Print, exactly and completely, every entry in the data.

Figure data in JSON
------------------------------------------------

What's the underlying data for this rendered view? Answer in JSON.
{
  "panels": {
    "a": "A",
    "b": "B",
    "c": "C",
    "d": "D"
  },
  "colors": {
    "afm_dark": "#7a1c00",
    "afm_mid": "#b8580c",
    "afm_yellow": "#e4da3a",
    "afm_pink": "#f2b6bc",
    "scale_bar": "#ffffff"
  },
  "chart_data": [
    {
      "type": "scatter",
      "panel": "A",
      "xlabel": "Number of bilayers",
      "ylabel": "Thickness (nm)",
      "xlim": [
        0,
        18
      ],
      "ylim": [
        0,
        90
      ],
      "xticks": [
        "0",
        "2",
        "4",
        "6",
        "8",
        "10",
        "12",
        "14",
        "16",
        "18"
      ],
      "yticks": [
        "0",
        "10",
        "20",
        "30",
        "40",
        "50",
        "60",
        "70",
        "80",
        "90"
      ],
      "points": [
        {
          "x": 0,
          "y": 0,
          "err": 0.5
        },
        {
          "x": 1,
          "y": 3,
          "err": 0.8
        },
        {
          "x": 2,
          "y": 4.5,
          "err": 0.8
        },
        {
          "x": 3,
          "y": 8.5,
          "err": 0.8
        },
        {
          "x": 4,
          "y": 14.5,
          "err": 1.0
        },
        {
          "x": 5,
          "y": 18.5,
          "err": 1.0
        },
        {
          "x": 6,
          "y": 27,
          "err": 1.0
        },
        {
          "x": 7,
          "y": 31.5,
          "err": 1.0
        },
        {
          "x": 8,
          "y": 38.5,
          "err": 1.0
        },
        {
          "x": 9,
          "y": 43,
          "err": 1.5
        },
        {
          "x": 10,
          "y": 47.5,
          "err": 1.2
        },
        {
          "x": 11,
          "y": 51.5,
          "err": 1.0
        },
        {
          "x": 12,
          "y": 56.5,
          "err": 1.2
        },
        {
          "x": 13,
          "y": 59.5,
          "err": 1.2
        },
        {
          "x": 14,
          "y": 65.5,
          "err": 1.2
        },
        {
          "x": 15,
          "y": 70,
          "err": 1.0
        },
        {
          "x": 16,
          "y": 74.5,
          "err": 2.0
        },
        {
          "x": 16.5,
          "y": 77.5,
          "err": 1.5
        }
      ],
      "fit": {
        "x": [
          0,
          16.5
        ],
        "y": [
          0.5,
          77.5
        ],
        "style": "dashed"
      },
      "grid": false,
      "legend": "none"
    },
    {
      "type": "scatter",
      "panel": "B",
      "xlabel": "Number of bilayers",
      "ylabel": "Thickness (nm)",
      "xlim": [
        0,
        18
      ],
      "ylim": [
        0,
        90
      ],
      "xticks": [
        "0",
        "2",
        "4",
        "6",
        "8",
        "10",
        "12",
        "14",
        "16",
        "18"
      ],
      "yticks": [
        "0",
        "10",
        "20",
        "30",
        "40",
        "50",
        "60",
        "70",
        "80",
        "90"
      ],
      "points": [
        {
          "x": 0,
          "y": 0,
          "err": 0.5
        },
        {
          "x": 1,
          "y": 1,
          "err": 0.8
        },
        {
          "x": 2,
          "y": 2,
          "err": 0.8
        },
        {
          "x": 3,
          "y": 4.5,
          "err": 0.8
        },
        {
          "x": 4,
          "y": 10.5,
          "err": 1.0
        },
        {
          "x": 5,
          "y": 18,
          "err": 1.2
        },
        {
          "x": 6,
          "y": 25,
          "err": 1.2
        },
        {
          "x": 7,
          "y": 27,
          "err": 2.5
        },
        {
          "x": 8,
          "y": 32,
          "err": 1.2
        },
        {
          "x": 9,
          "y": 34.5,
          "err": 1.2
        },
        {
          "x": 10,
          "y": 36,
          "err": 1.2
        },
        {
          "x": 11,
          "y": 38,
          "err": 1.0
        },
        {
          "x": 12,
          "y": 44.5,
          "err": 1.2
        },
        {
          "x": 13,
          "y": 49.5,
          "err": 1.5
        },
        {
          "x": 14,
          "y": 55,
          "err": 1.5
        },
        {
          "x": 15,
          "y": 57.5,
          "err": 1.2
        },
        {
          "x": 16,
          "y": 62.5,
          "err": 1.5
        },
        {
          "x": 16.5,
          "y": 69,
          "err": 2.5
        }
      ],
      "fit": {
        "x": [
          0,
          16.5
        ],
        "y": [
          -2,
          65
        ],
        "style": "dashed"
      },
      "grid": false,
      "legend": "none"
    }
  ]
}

------------------------------------------------

▸ **Problem solution**:
What's the underlying data for this rendered view? Answer in JSON.
{
  "panels": {
    "a": "A",
    "b": "B",
    "c": "C",
    "d": "D"
  },
  "colors": {
    "afm_dark": "#7a1c00",
    "afm_mid": "#b8580c",
    "afm_yellow": "#e4da3a",
    "afm_pink": "#f2b6bc",
    "scale_bar": "#ffffff"
  },
  "chart_data": [
    {
      "type": "scatter",
      "panel": "A",
      "xlabel": "Number of bilayers",
      "ylabel": "Thickness (nm)",
      "xlim": [
        0,
        18
      ],
      "ylim": [
        0,
        90
      ],
      "xticks": [
        "0",
        "2",
        "4",
        "6",
        "8",
        "10",
        "12",
        "14",
        "16",
        "18"
      ],
      "yticks": [
        "0",
        "10",
        "20",
        "30",
        "40",
        "50",
        "60",
        "70",
        "80",
        "90"
      ],
      "points": [
        {
          "x": 0,
          "y": 0,
          "err": 0.5
        },
        {
          "x": 1,
          "y": 3,
          "err": 0.8
        },
        {
          "x": 2,
          "y": 4.5,
          "err": 0.8
        },
        {
          "x": 3,
          "y": 8.5,
          "err": 0.8
        },
        {
          "x": 4,
          "y": 14.5,
          "err": 1.0
        },
        {
          "x": 5,
          "y": 18.5,
          "err": 1.0
        },
        {
          "x": 6,
          "y": 27,
          "err": 1.0
        },
        {
          "x": 7,
          "y": 31.5,
          "err": 1.0
        },
        {
          "x": 8,
          "y": 38.5,
          "err": 1.0
        },
        {
          "x": 9,
          "y": 43,
          "err": 1.5
        },
        {
          "x": 10,
          "y": 47.5,
          "err": 1.2
        },
        {
          "x": 11,
          "y": 51.5,
          "err": 1.0
        },
        {
          "x": 12,
          "y": 56.5,
          "err": 1.2
        },
        {
          "x": 13,
          "y": 59.5,
          "err": 1.2
        },
        {
          "x": 14,
          "y": 65.5,
          "err": 1.2
        },
        {
          "x": 15,
          "y": 70,
          "err": 1.0
        },
        {
          "x": 16,
          "y": 74.5,
          "err": 2.0
        },
        {
          "x": 16.5,
          "y": 77.5,
          "err": 1.5
        }
      ],
      "fit": {
        "x": [
          0,
          16.5
        ],
        "y": [
          0.5,
          77.5
        ],
        "style": "dashed"
      },
      "grid": false,
      "legend": "none"
    },
    {
      "type": "scatter",
      "panel": "B",
      "xlabel": "Number of bilayers",
      "ylabel": "Thickness (nm)",
      "xlim": [
        0,
        18
      ],
      "ylim": [
        0,
        90
      ],
      "xticks": [
        "0",
        "2",
        "4",
        "6",
        "8",
        "10",
        "12",
        "14",
        "16",
        "18"
      ],
      "yticks": [
        "0",
        "10",
        "20",
        "30",
        "40",
        "50",
        "60",
        "70",
        "80",
        "90"
      ],
      "points": [
        {
          "x": 0,
          "y": 0,
          "err": 0.5
        },
        {
          "x": 1,
          "y": 1,
          "err": 0.8
        },
        {
          "x": 2,
          "y": 2,
          "err": 0.8
        },
        {
          "x": 3,
          "y": 4.5,
          "err": 0.8
        },
        {
          "x": 4,
          "y": 10.5,
          "err": 1.0
        },
        {
          "x": 5,
          "y": 18,
          "err": 1.2
        },
        {
          "x": 6,
          "y": 25,
          "err": 1.2
        },
        {
          "x": 7,
          "y": 27,
          "err": 2.5
        },
        {
          "x": 8,
          "y": 32,
          "err": 1.2
        },
        {
          "x": 9,
          "y": 34.5,
          "err": 1.2
        },
        {
          "x": 10,
          "y": 36,
          "err": 1.2
        },
        {
          "x": 11,
          "y": 38,
          "err": 1.0
        },
        {
          "x": 12,
          "y": 44.5,
          "err": 1.2
        },
        {
          "x": 13,
          "y": 49.5,
          "err": 1.5
        },
        {
          "x": 14,
          "y": 55,
          "err": 1.5
        },
        {
          "x": 15,
          "y": 57.5,
          "err": 1.2
        },
        {
          "x": 16,
          "y": 62.5,
          "err": 1.5
        },
        {
          "x": 16.5,
          "y": 69,
          "err": 2.5
        }
      ],
      "fit": {
        "x": [
          0,
          16.5
        ],
        "y": [
          -2,
          65
        ],
        "style": "dashed"
      },
      "grid": false,
      "legend": "none"
    }
  ]
}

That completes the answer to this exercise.